Given task » State only the count of lines in the listing below that hold "Weight".

Extracted data »

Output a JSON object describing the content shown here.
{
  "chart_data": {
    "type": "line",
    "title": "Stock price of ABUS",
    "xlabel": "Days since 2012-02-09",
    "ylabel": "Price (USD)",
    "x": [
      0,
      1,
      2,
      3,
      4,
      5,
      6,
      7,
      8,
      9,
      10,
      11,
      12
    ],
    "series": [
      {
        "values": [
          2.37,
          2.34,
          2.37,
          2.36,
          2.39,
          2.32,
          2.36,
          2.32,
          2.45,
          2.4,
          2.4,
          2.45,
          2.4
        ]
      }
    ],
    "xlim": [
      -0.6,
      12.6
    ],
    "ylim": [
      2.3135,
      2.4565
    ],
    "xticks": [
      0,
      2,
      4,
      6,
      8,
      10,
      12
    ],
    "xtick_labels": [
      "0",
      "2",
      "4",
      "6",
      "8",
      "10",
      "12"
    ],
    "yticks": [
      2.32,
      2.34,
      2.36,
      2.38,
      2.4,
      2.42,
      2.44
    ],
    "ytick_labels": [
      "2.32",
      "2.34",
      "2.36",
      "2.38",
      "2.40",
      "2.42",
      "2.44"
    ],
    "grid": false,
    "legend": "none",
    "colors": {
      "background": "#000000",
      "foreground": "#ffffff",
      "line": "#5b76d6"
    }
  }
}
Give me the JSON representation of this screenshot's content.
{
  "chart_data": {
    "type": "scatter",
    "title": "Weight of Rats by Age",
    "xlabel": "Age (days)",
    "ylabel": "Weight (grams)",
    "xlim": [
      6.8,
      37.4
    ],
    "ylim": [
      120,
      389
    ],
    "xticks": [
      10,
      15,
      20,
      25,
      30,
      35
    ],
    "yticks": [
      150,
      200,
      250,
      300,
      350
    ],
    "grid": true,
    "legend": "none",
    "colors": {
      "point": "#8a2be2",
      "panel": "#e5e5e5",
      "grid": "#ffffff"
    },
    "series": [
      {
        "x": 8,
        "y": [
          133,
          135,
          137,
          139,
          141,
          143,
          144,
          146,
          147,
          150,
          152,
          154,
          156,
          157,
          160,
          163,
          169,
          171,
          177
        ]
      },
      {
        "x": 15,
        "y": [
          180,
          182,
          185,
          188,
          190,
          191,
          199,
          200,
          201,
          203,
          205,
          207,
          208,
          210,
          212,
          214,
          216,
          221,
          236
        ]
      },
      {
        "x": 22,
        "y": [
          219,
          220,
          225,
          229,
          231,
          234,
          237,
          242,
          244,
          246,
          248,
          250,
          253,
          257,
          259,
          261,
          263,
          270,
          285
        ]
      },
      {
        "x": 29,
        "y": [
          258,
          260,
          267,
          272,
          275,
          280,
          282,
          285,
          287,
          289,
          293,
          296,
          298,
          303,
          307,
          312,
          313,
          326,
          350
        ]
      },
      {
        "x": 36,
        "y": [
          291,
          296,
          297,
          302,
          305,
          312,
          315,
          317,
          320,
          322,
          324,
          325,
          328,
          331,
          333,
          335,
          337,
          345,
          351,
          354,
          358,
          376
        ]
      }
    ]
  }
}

* * *

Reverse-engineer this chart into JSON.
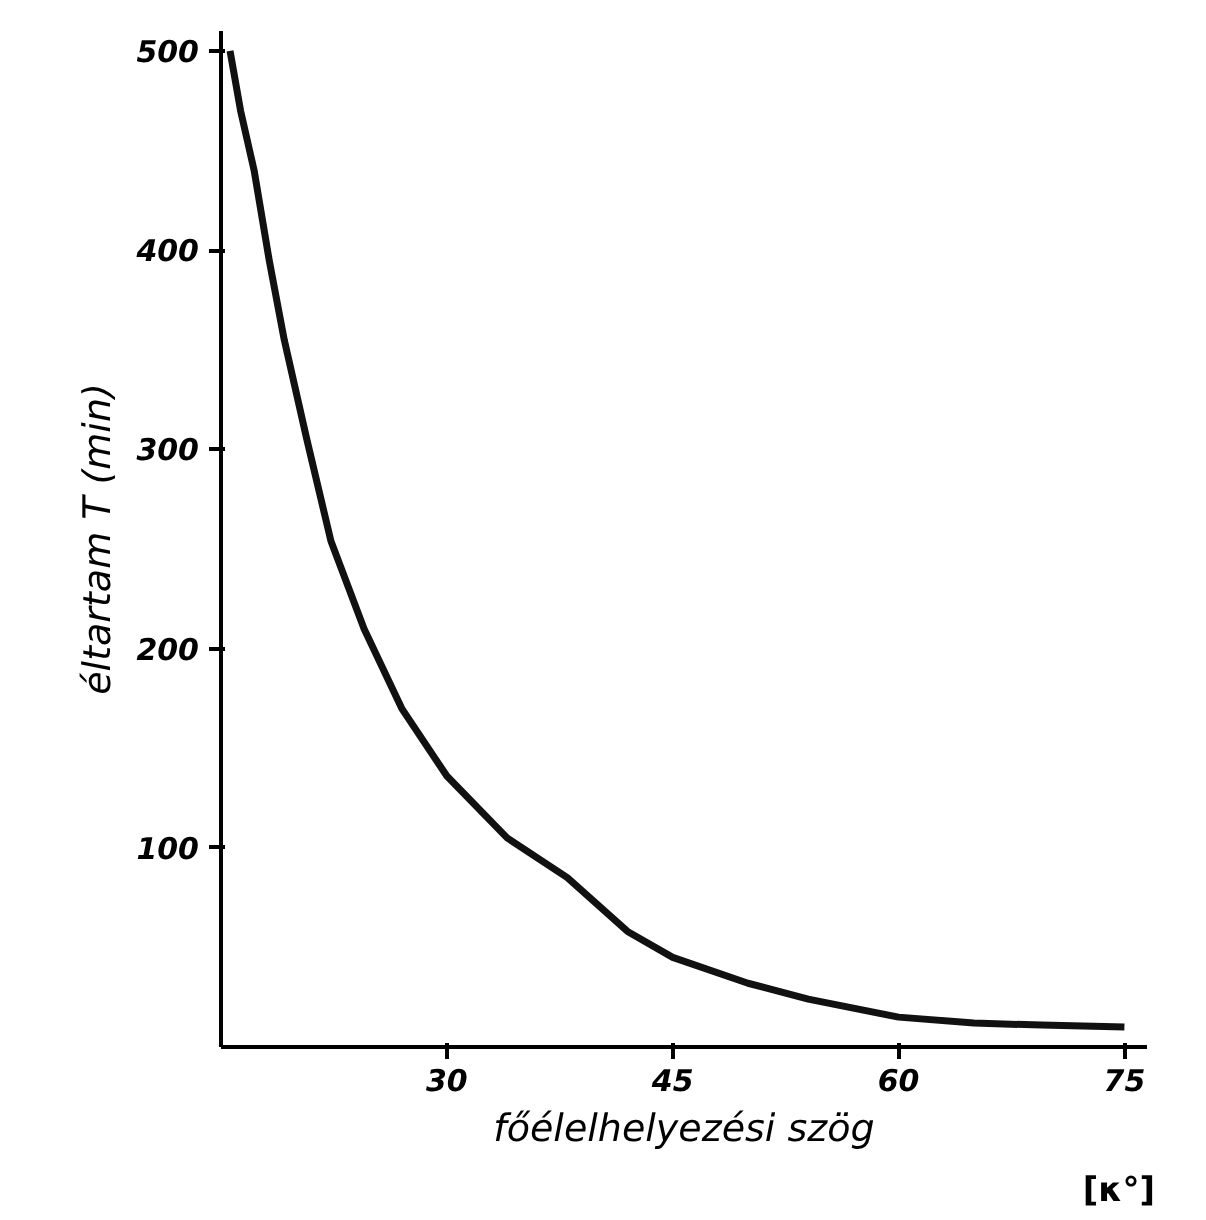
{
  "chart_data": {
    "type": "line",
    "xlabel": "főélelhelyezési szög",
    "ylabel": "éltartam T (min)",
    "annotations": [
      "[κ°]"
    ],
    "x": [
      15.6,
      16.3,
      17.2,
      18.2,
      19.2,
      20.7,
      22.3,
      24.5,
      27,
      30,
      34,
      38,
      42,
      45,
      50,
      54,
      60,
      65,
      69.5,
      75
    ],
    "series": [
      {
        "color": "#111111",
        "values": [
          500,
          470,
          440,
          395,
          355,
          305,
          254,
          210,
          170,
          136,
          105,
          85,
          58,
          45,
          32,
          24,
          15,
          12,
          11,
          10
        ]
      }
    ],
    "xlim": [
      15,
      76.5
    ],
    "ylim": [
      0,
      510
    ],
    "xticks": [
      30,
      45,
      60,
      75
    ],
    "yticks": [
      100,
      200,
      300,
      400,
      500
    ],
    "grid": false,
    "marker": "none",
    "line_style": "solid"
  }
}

--

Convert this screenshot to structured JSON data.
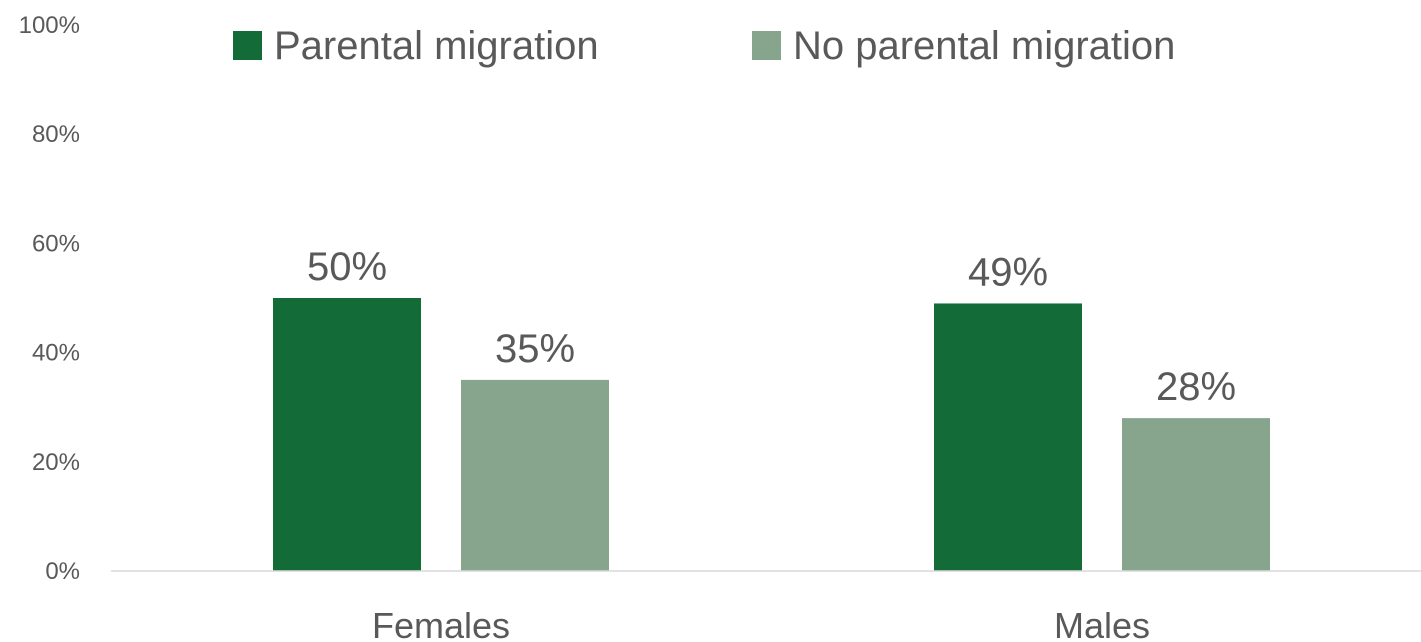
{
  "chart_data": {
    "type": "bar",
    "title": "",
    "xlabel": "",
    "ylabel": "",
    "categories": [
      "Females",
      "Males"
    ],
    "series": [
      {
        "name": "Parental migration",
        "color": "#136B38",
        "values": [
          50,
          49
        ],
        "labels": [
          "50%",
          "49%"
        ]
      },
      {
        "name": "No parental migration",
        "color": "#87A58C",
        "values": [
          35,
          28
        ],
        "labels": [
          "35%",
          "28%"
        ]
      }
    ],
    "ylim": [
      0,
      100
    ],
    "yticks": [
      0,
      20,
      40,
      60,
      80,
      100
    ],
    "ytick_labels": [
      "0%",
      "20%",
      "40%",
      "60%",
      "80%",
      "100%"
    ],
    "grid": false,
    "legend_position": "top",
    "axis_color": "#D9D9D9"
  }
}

Response to this task » 2